(Stored data entries)
--------------------
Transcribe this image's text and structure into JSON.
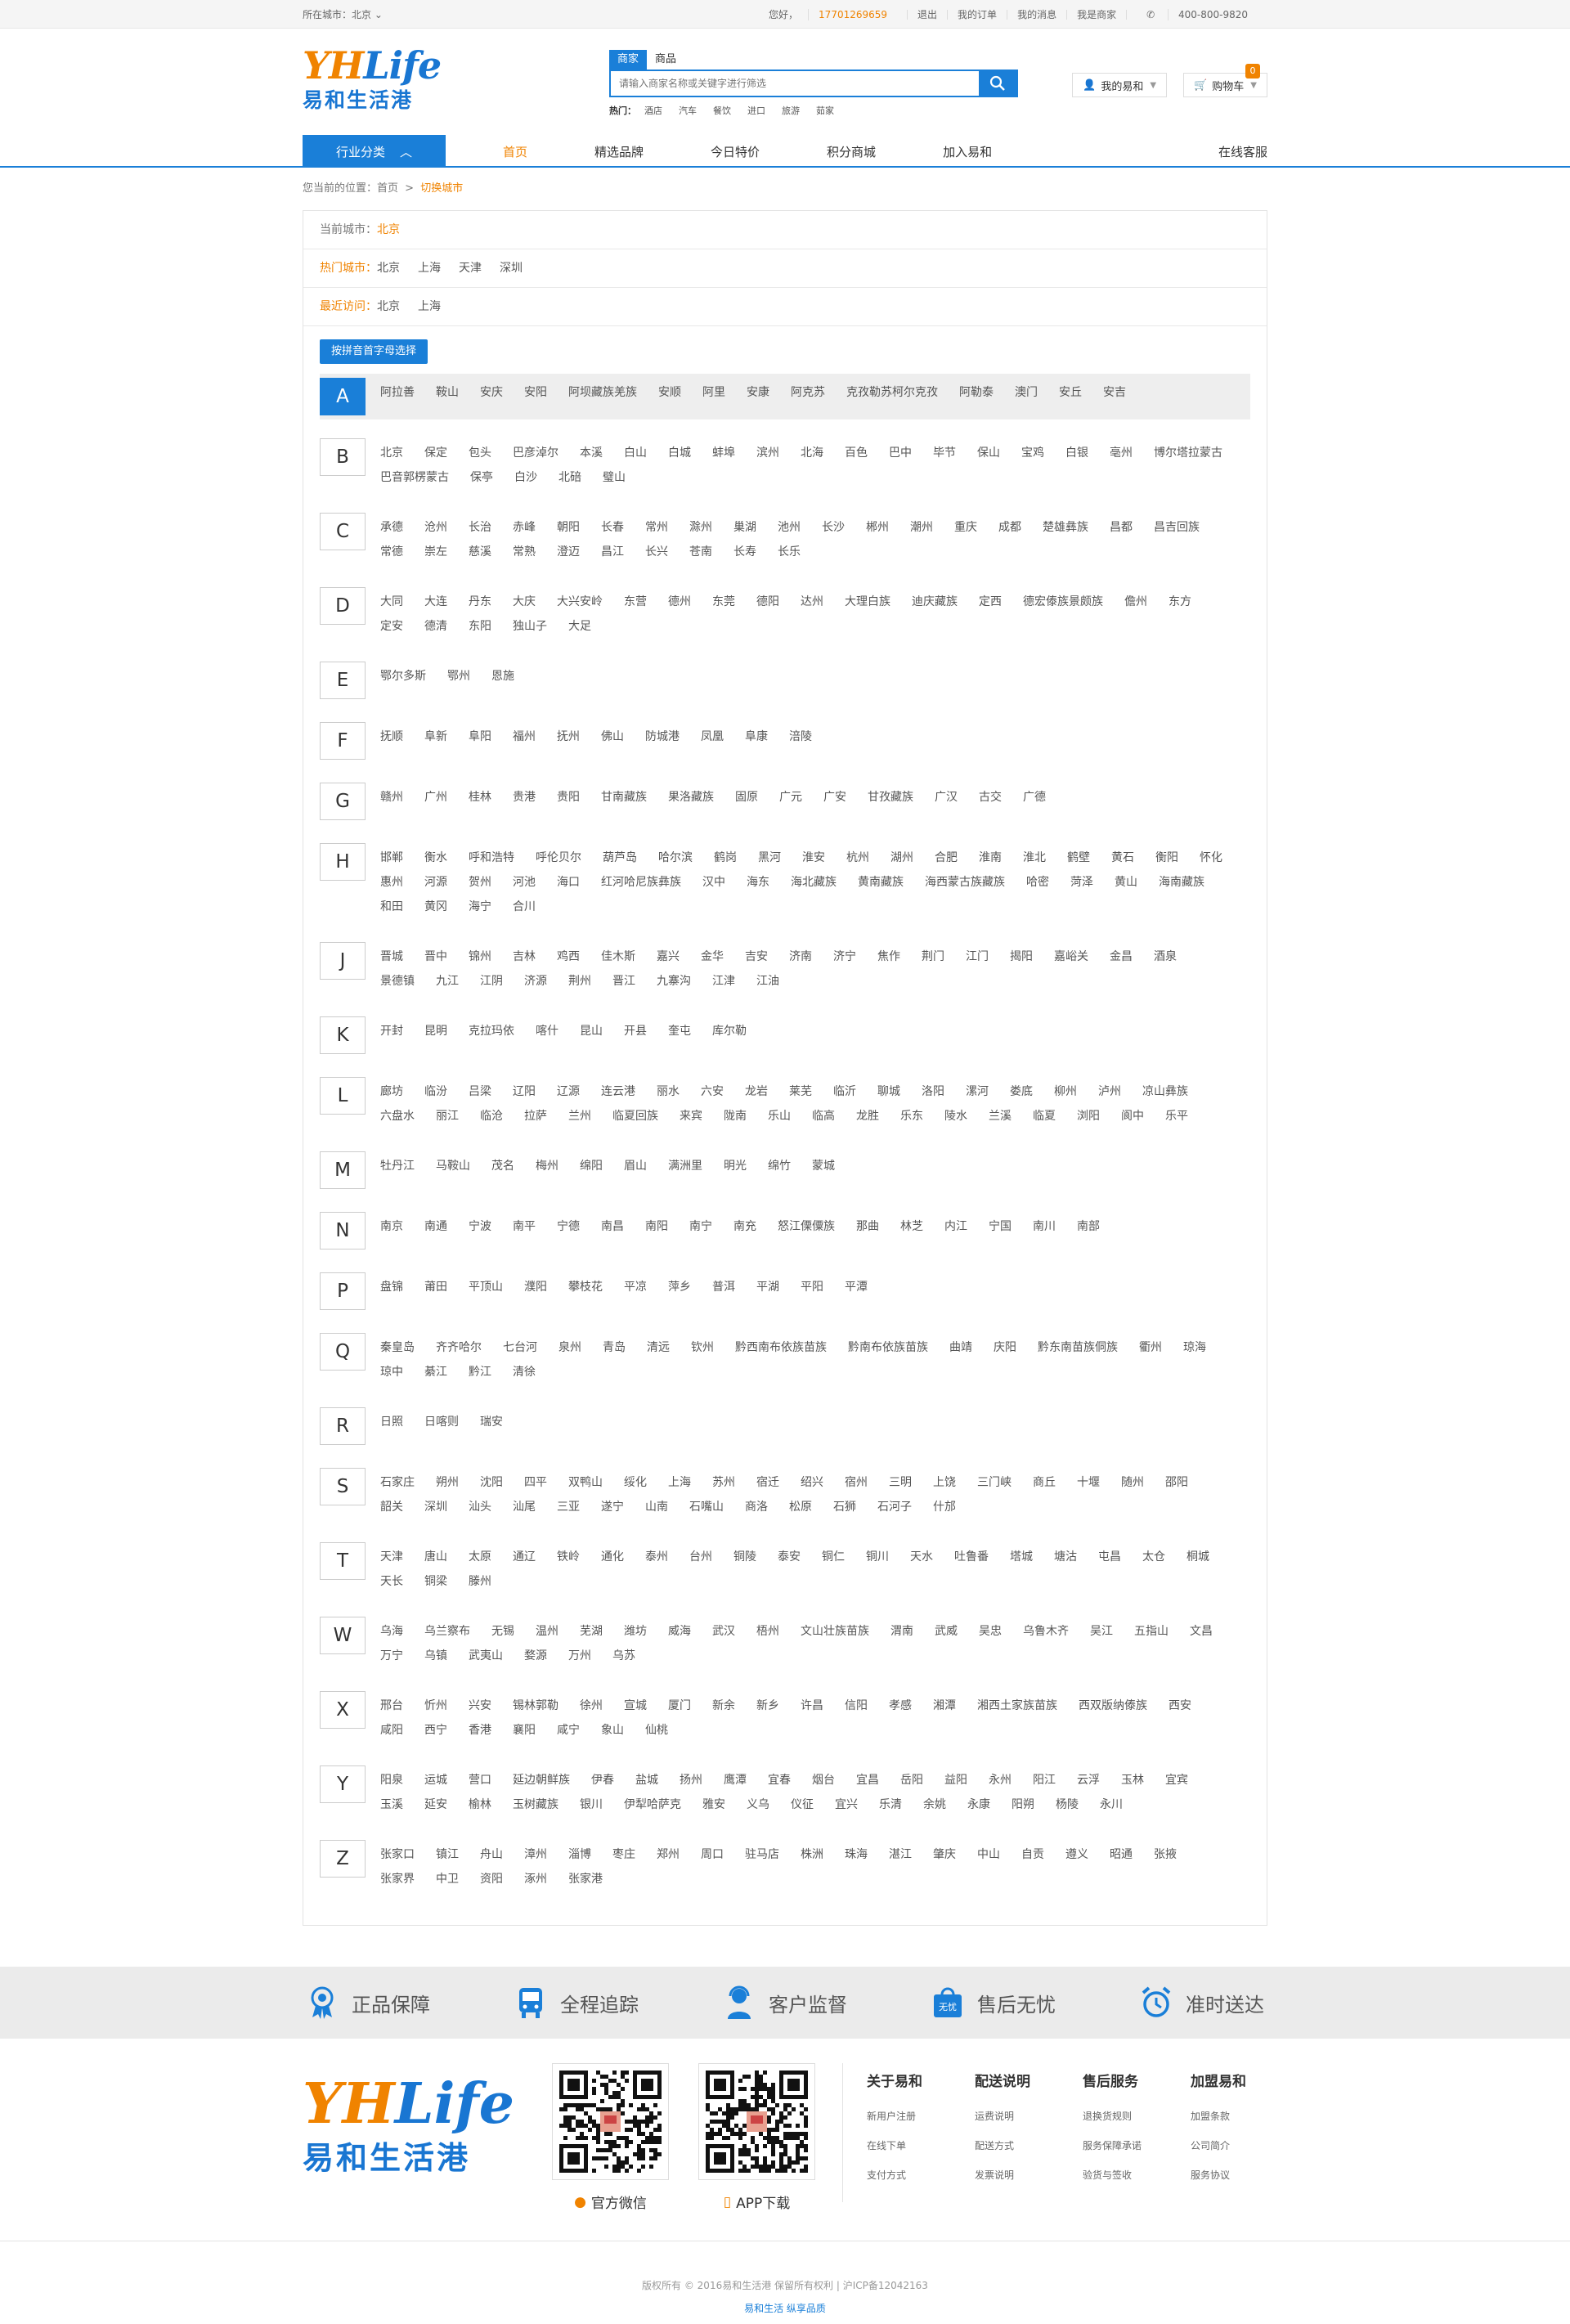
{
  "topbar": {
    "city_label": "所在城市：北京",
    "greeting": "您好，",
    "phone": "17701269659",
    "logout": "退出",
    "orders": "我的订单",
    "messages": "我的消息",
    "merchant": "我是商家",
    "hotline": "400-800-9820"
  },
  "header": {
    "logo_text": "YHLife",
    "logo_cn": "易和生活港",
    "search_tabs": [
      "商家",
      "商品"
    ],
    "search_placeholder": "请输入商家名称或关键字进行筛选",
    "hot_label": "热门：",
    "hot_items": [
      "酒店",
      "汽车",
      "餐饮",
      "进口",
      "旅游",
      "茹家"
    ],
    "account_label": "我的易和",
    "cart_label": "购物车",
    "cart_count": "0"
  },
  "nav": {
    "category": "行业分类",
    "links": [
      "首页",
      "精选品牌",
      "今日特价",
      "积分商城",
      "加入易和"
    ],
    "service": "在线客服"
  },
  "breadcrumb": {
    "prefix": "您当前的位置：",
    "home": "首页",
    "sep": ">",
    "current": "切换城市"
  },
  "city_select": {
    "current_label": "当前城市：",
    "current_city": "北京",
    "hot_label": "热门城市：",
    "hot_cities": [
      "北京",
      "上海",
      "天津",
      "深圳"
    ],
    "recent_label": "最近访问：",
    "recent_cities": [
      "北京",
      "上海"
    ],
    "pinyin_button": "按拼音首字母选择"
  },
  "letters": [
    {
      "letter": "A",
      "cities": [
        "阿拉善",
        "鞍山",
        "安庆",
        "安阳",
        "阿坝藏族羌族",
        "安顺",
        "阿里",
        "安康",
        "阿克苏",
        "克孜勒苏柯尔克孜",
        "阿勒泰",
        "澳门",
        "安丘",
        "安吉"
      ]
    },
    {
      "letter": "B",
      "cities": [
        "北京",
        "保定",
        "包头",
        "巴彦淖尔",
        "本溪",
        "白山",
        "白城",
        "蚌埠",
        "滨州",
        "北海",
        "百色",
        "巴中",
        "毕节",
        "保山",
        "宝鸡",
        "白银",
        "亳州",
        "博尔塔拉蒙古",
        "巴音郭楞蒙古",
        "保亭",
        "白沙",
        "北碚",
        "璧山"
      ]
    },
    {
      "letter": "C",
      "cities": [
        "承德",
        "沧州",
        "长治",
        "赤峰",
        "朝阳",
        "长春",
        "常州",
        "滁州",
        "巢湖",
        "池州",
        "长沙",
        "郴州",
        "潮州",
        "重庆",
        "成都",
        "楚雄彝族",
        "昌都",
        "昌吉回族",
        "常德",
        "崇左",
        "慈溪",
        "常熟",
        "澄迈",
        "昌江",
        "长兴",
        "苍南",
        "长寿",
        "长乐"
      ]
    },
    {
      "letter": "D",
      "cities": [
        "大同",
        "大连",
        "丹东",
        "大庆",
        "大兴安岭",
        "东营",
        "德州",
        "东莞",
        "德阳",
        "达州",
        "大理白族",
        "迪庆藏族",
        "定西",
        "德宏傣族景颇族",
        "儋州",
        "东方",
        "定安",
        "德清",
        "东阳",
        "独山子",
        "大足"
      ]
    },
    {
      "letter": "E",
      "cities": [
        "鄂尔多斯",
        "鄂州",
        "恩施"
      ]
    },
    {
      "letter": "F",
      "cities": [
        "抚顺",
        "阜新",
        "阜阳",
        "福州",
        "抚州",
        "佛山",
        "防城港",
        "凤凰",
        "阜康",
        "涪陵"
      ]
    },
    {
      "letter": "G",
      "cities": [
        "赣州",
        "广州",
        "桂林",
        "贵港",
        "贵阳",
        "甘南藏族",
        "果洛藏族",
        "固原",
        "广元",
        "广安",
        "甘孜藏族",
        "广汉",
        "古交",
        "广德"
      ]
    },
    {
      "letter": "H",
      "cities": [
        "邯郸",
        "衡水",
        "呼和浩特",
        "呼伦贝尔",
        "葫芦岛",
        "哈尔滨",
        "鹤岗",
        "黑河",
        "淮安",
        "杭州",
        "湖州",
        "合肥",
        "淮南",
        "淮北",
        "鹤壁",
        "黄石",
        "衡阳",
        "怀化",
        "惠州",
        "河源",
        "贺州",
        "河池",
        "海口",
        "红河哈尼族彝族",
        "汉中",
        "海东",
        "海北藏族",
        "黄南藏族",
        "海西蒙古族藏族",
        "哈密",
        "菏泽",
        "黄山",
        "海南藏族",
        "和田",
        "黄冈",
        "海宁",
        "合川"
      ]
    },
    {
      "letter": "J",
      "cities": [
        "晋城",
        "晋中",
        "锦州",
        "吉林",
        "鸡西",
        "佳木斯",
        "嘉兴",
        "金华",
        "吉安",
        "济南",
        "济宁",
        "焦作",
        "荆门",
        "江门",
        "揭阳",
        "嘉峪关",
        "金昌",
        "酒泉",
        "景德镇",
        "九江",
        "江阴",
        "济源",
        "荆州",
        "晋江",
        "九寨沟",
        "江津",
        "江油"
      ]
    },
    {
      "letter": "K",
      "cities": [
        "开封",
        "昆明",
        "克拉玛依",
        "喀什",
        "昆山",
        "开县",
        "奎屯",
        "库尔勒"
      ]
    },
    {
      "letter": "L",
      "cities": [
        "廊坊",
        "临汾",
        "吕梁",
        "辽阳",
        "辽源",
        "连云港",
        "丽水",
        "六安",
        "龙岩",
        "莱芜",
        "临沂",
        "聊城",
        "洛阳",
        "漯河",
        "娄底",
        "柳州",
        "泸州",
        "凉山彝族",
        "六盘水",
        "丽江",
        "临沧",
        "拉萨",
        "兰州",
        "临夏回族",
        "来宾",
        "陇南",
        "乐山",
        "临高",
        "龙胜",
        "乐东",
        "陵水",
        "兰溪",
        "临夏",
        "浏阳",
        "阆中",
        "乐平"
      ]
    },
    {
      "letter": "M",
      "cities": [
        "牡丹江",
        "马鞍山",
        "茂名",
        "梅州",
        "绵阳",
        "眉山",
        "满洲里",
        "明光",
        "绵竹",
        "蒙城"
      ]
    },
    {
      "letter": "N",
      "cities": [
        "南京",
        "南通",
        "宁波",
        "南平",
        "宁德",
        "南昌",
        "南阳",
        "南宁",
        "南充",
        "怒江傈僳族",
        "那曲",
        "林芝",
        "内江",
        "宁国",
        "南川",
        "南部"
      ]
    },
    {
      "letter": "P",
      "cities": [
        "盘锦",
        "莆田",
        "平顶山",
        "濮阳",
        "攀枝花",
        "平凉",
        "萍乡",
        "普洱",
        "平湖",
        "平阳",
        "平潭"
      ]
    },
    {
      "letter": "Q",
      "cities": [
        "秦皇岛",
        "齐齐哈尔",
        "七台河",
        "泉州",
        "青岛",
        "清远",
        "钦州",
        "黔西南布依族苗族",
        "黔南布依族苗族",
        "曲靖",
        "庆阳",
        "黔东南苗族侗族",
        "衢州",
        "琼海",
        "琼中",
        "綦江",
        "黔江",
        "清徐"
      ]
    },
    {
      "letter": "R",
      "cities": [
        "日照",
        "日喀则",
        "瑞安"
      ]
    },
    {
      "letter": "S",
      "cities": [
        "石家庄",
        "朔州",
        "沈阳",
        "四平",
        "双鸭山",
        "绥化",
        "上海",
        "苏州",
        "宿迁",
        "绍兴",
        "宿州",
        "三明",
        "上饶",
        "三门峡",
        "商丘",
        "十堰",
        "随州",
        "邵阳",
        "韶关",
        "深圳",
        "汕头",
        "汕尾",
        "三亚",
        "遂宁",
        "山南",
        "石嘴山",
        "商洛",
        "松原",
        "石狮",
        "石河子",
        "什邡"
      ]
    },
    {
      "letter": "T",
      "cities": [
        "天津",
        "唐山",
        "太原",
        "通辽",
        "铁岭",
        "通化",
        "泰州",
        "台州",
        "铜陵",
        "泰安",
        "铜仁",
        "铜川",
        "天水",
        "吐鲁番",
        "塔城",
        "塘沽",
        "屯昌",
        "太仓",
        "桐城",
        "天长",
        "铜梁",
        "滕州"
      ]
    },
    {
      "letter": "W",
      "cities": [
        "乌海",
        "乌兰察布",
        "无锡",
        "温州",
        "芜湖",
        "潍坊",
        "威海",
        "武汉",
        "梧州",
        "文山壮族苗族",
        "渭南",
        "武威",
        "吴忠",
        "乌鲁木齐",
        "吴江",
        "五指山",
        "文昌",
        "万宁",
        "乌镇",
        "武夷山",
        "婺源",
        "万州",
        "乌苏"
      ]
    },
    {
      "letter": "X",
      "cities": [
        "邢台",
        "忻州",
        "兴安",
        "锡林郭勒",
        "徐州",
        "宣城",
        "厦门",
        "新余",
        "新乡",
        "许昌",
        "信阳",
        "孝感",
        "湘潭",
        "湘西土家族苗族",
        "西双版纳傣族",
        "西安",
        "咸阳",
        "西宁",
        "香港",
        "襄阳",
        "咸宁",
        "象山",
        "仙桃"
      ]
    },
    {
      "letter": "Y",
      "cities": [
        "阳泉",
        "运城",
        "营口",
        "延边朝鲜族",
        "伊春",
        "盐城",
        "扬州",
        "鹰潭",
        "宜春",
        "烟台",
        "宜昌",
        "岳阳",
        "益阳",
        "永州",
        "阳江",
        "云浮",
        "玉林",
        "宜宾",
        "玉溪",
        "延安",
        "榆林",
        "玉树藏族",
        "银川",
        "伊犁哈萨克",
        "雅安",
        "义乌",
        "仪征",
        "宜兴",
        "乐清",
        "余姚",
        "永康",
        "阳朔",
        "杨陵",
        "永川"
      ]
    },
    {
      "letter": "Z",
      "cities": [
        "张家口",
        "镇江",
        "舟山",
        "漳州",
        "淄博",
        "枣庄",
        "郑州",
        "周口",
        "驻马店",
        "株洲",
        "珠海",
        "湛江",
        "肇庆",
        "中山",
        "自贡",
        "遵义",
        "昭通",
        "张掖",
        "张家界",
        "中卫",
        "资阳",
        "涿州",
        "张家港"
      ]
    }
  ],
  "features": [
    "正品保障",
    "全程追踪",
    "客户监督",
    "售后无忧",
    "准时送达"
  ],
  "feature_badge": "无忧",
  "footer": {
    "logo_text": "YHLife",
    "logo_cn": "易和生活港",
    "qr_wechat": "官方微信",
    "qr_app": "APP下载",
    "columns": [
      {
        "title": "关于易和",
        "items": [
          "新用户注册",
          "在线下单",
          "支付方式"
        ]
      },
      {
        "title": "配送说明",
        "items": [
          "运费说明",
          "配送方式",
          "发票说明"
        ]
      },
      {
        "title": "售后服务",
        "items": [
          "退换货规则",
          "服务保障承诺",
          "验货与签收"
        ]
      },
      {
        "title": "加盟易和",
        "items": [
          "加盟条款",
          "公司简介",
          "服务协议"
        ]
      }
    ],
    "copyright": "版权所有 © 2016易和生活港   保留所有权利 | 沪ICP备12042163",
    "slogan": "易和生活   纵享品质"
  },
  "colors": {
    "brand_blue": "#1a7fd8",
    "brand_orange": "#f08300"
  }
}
--------------------
Look through the entries above; copy each line where the string "title" appears.

        "title": "关于易和",
        "title": "配送说明",
        "title": "售后服务",
        "title": "加盟易和",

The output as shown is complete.